[Begin DATASET EXTRACT]
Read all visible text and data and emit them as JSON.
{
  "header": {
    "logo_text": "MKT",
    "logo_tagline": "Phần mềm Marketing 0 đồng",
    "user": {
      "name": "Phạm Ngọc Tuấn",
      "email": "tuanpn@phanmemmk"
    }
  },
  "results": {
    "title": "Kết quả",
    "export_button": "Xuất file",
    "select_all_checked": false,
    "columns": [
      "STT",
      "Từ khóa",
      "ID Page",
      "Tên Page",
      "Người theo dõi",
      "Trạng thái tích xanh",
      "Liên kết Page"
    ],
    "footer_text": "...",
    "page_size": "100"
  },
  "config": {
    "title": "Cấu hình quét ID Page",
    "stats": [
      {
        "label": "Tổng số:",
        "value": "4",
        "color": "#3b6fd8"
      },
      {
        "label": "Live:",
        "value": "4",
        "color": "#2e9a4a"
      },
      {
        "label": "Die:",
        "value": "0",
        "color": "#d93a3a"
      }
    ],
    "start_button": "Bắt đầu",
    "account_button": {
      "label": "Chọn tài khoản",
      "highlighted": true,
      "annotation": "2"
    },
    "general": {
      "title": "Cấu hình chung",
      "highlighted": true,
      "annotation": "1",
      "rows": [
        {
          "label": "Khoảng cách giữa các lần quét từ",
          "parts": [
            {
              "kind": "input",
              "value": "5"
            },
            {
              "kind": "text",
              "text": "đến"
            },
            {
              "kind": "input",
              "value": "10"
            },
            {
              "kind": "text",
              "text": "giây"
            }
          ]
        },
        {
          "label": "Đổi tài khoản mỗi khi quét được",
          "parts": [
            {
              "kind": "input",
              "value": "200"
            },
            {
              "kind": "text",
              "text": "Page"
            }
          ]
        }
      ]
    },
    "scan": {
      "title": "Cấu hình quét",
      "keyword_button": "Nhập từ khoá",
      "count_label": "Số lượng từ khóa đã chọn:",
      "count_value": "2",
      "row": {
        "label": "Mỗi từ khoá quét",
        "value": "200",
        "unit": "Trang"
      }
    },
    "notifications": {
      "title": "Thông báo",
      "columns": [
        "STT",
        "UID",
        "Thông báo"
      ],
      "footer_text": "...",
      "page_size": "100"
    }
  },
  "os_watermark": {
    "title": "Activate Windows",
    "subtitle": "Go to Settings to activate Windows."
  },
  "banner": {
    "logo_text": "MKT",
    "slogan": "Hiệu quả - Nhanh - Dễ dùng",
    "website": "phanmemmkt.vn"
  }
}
[End DATASET EXTRACT]
[Begin DATASET EXTRACT]
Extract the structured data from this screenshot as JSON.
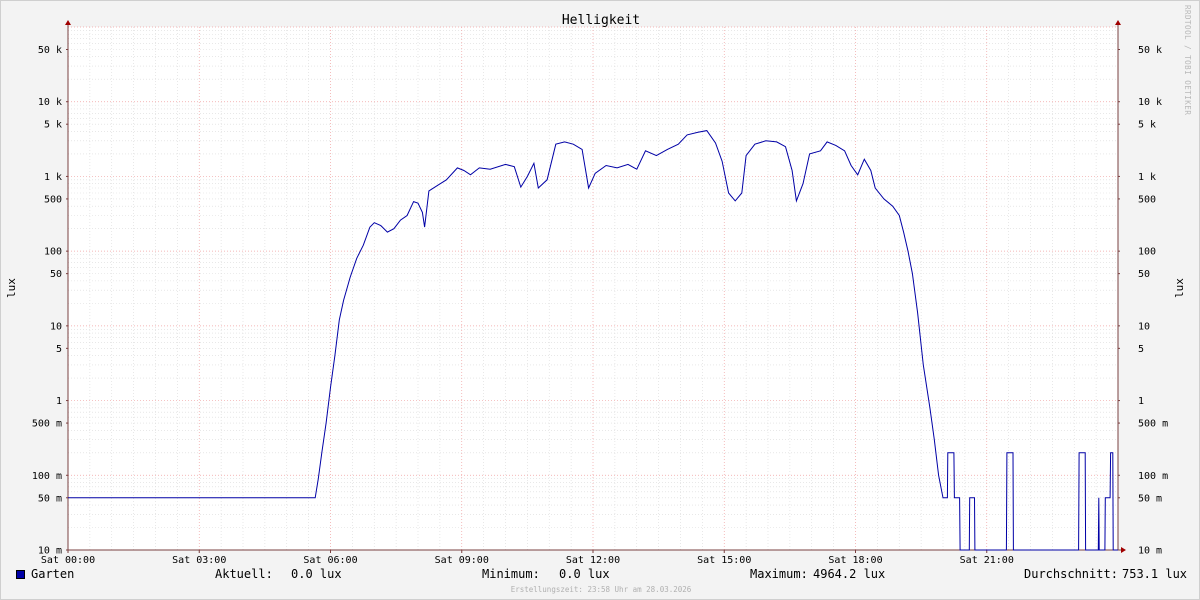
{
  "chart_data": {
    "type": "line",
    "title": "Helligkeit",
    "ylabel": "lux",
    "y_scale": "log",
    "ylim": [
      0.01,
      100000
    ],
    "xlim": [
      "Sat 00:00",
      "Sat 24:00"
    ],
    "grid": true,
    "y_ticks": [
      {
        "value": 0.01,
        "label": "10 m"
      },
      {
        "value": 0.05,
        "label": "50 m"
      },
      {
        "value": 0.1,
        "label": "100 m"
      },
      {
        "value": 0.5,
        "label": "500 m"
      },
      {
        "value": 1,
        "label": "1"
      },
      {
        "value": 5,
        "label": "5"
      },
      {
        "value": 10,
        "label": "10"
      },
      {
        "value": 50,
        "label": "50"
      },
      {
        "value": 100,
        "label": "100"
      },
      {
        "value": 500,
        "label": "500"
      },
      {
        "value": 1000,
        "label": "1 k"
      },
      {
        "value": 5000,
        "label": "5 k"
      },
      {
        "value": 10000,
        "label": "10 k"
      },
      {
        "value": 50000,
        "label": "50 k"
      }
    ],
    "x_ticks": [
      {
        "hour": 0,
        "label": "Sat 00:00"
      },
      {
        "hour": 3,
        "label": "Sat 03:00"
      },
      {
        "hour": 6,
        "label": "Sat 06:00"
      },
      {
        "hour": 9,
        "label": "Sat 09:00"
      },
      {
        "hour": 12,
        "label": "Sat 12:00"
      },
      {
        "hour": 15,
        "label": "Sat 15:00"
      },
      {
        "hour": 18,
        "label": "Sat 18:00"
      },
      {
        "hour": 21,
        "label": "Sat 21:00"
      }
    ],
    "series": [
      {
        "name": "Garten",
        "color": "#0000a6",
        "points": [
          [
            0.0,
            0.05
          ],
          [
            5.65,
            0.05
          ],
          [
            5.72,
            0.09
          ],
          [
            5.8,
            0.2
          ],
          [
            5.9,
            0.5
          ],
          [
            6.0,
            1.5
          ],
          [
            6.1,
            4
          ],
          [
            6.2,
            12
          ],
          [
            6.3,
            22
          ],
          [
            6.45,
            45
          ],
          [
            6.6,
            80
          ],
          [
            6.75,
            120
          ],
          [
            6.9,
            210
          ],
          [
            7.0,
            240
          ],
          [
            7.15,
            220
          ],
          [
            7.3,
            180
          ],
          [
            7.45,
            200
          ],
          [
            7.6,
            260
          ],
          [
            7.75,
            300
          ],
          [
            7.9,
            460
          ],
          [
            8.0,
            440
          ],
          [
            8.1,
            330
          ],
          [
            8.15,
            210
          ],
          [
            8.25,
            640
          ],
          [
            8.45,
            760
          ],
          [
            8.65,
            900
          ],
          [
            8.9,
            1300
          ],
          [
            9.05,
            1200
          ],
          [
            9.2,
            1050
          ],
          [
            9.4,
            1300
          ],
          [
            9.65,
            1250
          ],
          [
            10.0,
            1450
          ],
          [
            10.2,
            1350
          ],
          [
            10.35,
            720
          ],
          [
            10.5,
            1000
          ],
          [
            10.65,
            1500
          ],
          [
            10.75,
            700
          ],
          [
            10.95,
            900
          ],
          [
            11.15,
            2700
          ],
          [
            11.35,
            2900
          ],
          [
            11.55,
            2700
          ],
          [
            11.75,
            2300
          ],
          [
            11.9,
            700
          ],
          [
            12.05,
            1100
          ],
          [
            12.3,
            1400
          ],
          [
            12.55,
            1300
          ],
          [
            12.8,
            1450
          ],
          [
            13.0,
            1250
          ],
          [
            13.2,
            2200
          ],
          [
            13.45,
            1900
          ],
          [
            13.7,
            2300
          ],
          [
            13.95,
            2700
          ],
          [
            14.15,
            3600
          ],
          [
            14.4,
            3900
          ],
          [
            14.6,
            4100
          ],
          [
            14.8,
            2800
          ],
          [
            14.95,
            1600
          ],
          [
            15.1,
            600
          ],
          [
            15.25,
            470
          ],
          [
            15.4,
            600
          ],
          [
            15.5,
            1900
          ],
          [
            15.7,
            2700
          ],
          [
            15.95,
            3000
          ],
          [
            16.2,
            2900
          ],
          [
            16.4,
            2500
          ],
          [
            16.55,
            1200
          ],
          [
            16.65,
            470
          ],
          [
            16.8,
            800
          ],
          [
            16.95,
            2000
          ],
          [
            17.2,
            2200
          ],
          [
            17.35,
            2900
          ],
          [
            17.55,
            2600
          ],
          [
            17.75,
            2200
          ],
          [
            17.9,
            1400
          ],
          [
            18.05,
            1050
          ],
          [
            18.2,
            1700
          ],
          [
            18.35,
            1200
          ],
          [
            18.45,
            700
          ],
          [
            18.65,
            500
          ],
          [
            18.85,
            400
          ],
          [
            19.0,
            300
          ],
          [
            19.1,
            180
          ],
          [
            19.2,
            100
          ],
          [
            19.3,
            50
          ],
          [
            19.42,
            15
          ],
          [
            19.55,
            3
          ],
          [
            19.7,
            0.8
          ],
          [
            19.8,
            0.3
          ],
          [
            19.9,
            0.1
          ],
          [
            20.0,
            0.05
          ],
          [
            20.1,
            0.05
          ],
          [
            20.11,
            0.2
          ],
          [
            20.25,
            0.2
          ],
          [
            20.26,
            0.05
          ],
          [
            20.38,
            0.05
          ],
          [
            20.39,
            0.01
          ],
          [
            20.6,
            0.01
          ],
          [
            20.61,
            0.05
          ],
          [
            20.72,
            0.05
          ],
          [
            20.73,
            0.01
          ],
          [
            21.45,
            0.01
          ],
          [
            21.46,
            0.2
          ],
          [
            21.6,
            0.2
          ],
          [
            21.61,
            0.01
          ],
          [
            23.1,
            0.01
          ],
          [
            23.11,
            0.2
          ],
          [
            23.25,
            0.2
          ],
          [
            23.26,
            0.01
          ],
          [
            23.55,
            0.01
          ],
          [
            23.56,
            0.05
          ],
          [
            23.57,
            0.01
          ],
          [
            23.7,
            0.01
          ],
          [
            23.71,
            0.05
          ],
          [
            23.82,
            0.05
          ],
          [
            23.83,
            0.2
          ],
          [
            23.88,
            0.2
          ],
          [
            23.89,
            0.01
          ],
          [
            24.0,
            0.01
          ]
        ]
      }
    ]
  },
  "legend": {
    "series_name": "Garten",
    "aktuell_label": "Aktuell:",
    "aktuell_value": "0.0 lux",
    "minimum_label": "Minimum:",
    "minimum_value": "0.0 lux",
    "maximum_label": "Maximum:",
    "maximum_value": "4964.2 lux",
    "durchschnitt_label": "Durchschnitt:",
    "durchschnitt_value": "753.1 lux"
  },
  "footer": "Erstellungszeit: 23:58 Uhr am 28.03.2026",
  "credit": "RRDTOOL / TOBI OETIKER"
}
[End DATASET EXTRACT]
[Begin DATASET EXTRACT]
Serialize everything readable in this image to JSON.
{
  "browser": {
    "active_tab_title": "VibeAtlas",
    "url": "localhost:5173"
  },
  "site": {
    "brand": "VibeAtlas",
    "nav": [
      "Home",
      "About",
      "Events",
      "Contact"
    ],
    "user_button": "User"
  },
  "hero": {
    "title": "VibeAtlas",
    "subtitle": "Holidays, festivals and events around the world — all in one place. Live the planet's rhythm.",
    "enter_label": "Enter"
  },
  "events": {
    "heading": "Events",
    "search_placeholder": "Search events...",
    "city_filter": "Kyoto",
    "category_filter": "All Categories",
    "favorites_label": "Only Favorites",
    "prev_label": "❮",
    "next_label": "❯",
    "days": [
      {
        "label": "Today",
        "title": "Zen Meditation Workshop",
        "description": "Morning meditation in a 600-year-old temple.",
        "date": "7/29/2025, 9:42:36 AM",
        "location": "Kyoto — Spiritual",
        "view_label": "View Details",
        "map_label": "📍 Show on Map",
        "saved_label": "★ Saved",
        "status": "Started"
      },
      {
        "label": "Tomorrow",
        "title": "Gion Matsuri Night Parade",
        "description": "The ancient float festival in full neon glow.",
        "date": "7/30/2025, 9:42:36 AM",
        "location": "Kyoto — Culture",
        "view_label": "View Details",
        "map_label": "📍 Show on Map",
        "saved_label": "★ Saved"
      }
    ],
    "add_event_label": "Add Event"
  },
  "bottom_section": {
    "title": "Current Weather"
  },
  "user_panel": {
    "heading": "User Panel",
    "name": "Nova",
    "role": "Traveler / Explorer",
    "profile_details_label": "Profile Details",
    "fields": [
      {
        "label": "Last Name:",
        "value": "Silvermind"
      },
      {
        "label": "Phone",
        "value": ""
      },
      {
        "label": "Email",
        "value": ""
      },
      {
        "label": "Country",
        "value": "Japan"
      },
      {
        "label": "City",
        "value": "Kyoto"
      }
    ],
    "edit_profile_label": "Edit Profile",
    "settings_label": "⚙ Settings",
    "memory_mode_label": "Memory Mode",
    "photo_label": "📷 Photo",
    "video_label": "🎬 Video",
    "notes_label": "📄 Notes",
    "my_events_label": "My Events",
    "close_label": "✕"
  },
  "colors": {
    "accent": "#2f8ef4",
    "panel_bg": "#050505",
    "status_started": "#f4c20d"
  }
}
[End DATASET EXTRACT]
Report how many lines of the records above contain the word "this", and give only that number.

> SOLUTION BELOW: 2